## The task
Write down every entry below once more, exactly.
== Supplied entries ==
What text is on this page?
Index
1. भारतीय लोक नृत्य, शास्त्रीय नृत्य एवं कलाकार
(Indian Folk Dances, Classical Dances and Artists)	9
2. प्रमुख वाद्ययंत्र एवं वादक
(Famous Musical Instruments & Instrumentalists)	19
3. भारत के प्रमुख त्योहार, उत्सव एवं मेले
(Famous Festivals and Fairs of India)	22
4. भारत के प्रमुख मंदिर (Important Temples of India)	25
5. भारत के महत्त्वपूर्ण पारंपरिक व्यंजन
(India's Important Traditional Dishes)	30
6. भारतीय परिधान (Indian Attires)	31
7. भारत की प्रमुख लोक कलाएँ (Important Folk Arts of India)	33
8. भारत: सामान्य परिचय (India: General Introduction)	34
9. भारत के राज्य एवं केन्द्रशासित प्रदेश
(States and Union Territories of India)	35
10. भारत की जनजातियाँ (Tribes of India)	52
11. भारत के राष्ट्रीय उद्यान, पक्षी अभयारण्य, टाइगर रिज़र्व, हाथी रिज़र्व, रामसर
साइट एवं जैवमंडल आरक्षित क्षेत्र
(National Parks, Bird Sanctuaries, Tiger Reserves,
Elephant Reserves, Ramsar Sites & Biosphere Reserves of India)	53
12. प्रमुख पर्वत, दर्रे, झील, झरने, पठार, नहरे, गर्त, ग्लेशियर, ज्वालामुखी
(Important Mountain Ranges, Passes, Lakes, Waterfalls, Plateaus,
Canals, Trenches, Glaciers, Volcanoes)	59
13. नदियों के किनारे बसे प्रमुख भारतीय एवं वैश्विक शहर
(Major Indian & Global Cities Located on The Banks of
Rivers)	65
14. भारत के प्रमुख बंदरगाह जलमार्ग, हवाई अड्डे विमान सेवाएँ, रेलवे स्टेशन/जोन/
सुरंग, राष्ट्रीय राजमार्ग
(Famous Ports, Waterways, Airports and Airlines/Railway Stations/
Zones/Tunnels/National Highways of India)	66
===
## Answer to the exercise
What text is on this page?
Index
1. भारतीय लोक नृत्य, शास्त्रीय नृत्य एवं कलाकार
(Indian Folk Dances, Classical Dances and Artists)	9
2. प्रमुख वाद्ययंत्र एवं वादक
(Famous Musical Instruments & Instrumentalists)	19
3. भारत के प्रमुख त्योहार, उत्सव एवं मेले
(Famous Festivals and Fairs of India)	22
4. भारत के प्रमुख मंदिर (Important Temples of India)	25
5. भारत के महत्त्वपूर्ण पारंपरिक व्यंजन
(India's Important Traditional Dishes)	30
6. भारतीय परिधान (Indian Attires)	31
7. भारत की प्रमुख लोक कलाएँ (Important Folk Arts of India)	33
8. भारत: सामान्य परिचय (India: General Introduction)	34
9. भारत के राज्य एवं केन्द्रशासित प्रदेश
(States and Union Territories of India)	35
10. भारत की जनजातियाँ (Tribes of India)	52
11. भारत के राष्ट्रीय उद्यान, पक्षी अभयारण्य, टाइगर रिज़र्व, हाथी रिज़र्व, रामसर
साइट एवं जैवमंडल आरक्षित क्षेत्र
(National Parks, Bird Sanctuaries, Tiger Reserves,
Elephant Reserves, Ramsar Sites & Biosphere Reserves of India)	53
12. प्रमुख पर्वत, दर्रे, झील, झरने, पठार, नहरे, गर्त, ग्लेशियर, ज्वालामुखी
(Important Mountain Ranges, Passes, Lakes, Waterfalls, Plateaus,
Canals, Trenches, Glaciers, Volcanoes)	59
13. नदियों के किनारे बसे प्रमुख भारतीय एवं वैश्विक शहर
(Major Indian & Global Cities Located on The Banks of
Rivers)	65
14. भारत के प्रमुख बंदरगाह जलमार्ग, हवाई अड्डे विमान सेवाएँ, रेलवे स्टेशन/जोन/
सुरंग, राष्ट्रीय राजमार्ग
(Famous Ports, Waterways, Airports and Airlines/Railway Stations/
Zones/Tunnels/National Highways of India)	66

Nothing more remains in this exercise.